Task requirements =
A. Summarize the column below on China's growth in two sentences.
B. According to the column on China's growth below, which services will China's growth strategy for the next couple of decades particularly emphasize? List them.

Page excerpt =
....
Column: Servicing Chinas growth

Written by Amitendu Palit | Updated: Jan 14 2014, 08:39am hrs
Last year was significant for China. The most important development was the change in the leadership of the Communist Party of China (CPC). The fifth generation of leaders under President Xi Jinping assumed office earlier in the year. Leadership changes in China are elaborate and complex processes. President Xi and his team were elected through a rigorous political exercise made more complicated by the factional dynamics within the CPC.

The new leadership is characterised by contrasts in its outlook. While economically it is expected to usher in advanced market-oriented regulatory changes, politically it is expected to remain conservative. These contrasts will influence Chinas attitude to global and domestic priorities.

Globally, China aims to increase its strategic influence both regionally and multilaterally. As in past, it would rely on its economic strength for upping strategic clout. In this respect, the new leadership encourages greater global integration. Such integration, unlike in the past, will not be driven primarily by labour-intensive exports and an undervalued exchange rate. On the contrary, services are likely to emerge as the focus industries for Chinas future growth. Chinas growth strategy for the next couple of decades will be marked by its emphasis on services, particularly finance, information technology and biotechnology.

The priority of the new leadership to integrate deeper with the global financial system is in contrast to the relatively less enthusiasm of the earlier leadership in this regard. President Xis team has taken up financial reforms as a priority. In typical Chinese style, domestic financial reforms are taking place in a calibrated fashion. China is proceeding on full convertibility of the yuan in the capital account in the Shanghai Free Trade Zone. Several such zones have been sanctioned by the 3rd Plenary of the 18th Central Committee of the CPC that was held in November. While sceptics have expressed doubt over the effectiveness of such Shenzhen-style zones in advancing financial sector reforms, Chinas intentions are loud and clear. Pushing domestic financial reforms and occupying greater space in global finance is top priority given Chinas objective to make the yuan a global reserve currency.

Aggressive domestic reforms for giving the Chinese economy greater market-oriented dimension will characterise

Chinas economic agenda in the near term. These reforms will be accompanied by emphasis on correcting inequalities and reducing corruption. Both have assumed alarming dimensions in China.

The big question is whether China will be able to achieve a more egalitarian income distribution and a less corrupt society while trying to become more market-oriented albeit with typical Chinese characteristics. Over the last 30 years, Chinas achievements have been spectacular; but the agenda it has set out to achieve now is probably the toughest for modern China.

The Chinese leadership is also showing signs of reversing fundamental decisions of the earlier generations. The most significant example is the relaxation of the one-child norm. This might have come from its conviction that China cannot afford to reach zero and negative replacement rates in population growth within the next couple of decades as it is projected to. Demography is an advantage that China is unwilling to give up given that most large countries are significant in world affairs in various ways. On the other hand, the new leadership has also firmly dispensed ideas suggesting it might introduce gradual political reforms. Politically, it is expected to be conservative with the quality of political freedom in the country hardly expected to undergo much change from what it is right now. Observers expecting President Xi and Premier Li to be as accommodating towards political reforms as they are towards economic reforms are likely to be disappointed.
....
Records provided =
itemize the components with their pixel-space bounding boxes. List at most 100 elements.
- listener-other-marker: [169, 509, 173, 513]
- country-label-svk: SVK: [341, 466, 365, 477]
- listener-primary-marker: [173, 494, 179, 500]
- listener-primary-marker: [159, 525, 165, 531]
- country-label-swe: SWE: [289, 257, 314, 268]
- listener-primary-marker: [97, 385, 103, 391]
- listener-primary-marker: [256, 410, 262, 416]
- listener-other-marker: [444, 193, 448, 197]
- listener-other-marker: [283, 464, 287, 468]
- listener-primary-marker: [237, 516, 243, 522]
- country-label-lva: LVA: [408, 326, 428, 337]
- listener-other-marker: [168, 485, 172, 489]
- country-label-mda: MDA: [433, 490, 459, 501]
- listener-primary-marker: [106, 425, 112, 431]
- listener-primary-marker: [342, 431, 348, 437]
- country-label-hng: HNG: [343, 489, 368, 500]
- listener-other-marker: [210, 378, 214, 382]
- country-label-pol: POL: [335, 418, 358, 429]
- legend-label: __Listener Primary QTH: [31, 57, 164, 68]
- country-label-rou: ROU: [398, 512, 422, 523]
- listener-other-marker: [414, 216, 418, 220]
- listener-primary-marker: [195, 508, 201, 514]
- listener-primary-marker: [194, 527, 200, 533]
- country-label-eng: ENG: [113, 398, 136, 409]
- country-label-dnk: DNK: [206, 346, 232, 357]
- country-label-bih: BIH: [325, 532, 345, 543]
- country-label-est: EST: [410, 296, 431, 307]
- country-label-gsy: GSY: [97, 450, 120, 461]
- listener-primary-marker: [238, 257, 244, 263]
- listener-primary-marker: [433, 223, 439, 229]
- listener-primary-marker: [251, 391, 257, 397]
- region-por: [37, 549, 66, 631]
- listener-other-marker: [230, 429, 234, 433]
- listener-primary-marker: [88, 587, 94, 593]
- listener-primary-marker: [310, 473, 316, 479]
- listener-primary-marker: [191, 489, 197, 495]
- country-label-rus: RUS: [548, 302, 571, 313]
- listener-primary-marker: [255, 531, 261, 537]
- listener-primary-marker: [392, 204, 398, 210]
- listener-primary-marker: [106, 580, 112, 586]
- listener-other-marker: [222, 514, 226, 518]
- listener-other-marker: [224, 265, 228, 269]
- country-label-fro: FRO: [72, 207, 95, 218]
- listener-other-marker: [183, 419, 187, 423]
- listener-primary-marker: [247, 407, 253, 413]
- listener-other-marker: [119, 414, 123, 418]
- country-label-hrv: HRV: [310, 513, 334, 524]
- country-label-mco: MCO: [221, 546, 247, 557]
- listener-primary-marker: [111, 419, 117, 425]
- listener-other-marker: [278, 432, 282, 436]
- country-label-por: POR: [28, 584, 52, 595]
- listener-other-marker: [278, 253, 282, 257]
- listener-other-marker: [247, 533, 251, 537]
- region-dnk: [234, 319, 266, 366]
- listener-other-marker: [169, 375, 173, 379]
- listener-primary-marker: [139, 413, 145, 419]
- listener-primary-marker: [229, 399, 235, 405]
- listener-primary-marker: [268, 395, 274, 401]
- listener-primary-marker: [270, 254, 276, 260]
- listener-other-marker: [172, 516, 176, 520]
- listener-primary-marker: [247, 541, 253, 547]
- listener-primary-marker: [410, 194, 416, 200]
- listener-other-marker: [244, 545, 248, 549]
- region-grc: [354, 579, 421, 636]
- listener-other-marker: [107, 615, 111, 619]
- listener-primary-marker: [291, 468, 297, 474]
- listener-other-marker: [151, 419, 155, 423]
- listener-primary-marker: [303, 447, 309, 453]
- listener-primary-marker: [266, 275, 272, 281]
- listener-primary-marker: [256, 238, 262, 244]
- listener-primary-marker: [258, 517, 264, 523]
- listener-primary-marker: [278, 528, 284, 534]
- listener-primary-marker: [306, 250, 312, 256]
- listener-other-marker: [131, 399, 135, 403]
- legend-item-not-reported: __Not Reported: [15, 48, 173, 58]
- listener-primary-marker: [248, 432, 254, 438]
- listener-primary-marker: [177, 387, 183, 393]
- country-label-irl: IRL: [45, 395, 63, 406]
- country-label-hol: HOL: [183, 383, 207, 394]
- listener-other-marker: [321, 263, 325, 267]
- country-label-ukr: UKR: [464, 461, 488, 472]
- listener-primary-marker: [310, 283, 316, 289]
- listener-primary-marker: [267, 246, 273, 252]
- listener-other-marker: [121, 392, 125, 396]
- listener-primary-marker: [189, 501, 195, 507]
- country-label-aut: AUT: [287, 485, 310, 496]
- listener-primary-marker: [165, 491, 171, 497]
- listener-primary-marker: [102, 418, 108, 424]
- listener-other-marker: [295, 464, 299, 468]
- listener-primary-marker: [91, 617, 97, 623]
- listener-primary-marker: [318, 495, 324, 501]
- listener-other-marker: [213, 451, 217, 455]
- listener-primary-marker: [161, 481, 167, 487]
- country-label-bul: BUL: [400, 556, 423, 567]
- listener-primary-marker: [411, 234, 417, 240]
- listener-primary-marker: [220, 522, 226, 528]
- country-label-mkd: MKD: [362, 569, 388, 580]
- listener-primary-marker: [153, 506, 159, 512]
....
Response list =
A. China's new leadership under President Xi Jinping, which assumed office during the year, is expected to push advanced market-oriented economic reforms while remaining politically conservative. Its agenda includes making services the focus of future growth, pursuing calibrated financial reforms aimed at making the yuan a global reserve currency, correcting inequalities, reducing corruption, and relaxing the one-child norm.

B.
- Finance
- Information technology
- Biotechnology